§ DATA FOR PROCESSING
--- start ---
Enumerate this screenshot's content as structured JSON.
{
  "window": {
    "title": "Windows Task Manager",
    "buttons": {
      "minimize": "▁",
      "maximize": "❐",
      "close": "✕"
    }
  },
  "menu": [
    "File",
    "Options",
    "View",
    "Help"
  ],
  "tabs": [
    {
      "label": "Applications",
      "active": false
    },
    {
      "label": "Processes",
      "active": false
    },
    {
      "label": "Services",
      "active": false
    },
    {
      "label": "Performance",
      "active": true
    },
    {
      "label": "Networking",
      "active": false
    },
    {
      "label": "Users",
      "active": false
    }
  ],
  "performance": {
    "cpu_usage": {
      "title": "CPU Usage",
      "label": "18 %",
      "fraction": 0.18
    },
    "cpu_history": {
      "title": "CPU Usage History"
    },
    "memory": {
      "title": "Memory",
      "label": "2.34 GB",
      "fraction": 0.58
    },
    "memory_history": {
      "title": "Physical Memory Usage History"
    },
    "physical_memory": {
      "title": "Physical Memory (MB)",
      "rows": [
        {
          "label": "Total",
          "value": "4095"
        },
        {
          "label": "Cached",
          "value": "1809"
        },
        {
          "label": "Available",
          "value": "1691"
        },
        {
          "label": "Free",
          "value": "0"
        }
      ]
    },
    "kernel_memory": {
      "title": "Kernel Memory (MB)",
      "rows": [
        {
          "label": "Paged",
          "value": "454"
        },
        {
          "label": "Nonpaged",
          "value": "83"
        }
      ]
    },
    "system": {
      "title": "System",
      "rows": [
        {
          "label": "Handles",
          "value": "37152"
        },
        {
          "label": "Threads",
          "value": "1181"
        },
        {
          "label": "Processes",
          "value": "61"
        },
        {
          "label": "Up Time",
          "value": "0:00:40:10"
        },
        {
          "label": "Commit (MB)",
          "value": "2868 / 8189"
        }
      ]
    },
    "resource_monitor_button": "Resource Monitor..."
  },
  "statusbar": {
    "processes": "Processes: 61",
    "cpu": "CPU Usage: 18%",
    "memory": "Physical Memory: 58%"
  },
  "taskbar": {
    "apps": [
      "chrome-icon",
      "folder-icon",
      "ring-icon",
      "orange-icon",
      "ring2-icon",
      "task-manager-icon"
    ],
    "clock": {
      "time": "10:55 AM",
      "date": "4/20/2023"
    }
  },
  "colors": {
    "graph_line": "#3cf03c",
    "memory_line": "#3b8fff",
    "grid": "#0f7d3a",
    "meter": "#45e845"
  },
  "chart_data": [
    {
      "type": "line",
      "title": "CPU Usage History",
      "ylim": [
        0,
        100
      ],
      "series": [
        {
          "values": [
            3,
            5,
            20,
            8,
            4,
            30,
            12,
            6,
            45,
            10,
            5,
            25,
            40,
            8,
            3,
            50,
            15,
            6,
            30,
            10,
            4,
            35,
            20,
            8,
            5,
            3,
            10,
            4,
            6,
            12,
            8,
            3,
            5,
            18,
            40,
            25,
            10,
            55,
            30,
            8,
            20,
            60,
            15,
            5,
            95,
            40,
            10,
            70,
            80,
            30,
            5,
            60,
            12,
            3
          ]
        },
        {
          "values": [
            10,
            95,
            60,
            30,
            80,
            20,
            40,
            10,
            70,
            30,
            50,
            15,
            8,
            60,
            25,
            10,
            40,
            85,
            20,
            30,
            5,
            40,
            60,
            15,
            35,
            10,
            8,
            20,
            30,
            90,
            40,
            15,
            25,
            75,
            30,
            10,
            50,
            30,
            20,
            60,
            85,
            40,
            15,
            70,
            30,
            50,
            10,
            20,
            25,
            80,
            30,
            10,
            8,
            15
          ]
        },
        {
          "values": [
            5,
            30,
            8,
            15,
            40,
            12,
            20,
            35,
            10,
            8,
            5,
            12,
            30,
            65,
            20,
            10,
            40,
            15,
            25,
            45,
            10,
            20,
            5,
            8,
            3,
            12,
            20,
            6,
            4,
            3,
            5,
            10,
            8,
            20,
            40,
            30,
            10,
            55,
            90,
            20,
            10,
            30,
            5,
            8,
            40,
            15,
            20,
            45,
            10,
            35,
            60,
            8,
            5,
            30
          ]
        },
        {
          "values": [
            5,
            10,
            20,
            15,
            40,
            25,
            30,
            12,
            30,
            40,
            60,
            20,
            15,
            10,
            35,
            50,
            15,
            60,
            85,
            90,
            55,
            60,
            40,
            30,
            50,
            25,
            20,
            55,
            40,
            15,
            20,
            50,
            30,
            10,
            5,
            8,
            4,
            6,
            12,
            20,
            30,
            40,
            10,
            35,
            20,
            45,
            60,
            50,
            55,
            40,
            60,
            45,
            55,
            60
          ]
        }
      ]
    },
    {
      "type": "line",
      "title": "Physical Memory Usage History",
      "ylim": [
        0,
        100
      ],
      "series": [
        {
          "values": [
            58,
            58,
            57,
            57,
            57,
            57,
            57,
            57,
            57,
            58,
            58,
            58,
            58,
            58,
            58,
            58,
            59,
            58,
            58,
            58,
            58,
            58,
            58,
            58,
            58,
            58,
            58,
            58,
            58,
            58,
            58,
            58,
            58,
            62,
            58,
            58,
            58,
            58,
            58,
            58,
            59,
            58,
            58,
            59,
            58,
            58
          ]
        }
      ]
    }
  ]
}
--- end ---
--- start ---
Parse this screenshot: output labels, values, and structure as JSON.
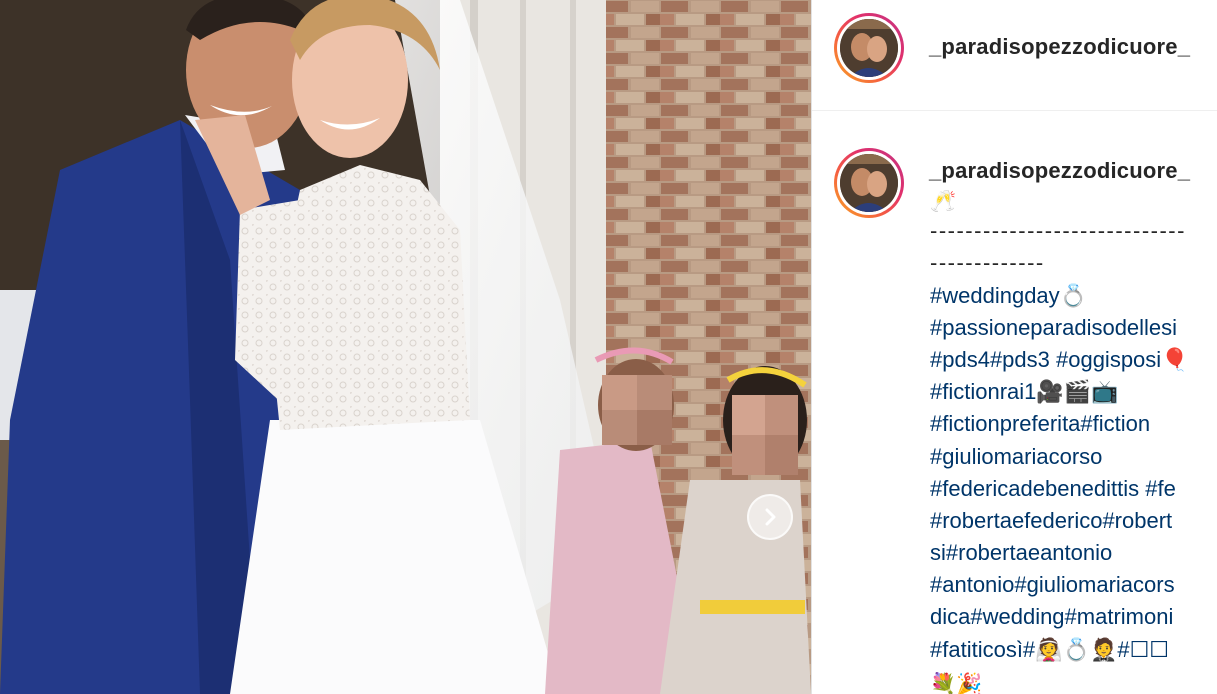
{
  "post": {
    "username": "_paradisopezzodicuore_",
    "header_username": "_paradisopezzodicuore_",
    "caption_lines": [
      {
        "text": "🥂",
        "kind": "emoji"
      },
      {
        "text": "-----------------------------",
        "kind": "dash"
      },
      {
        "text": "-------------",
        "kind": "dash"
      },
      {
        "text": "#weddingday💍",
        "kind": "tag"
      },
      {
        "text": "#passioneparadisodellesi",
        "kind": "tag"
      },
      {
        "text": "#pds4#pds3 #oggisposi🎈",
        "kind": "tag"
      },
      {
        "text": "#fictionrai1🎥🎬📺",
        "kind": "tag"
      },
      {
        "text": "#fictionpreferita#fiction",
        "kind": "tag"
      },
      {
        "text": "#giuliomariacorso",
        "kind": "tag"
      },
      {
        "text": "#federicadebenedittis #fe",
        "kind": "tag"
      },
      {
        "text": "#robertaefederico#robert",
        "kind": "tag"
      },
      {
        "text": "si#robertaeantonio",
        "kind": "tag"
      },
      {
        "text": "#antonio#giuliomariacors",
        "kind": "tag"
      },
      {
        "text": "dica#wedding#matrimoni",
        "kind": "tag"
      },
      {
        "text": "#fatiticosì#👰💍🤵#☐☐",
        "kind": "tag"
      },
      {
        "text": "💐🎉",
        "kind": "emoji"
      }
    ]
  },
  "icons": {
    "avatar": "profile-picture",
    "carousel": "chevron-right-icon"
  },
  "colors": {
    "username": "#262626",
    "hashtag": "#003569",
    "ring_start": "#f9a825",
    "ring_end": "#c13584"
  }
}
--- end ---
--- start ---
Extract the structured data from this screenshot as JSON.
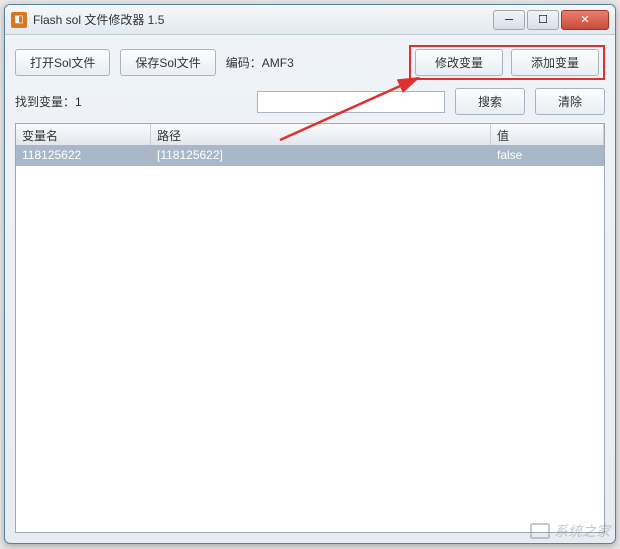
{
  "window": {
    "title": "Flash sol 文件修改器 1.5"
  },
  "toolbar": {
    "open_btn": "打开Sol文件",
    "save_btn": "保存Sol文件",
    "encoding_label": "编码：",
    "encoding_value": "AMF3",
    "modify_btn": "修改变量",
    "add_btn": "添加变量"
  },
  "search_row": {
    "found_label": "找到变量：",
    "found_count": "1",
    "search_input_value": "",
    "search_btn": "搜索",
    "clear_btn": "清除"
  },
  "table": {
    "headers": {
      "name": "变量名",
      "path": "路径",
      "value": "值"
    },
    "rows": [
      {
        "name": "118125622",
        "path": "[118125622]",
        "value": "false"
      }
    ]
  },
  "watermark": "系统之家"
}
--- end ---
§ THE TASK
Pull out each line of the entries that contains "Processes".

§ RESULT OF THIS EXERCISE
      "label": "Processes",
          "label": "Processes",
    "processes": "Processes: 61",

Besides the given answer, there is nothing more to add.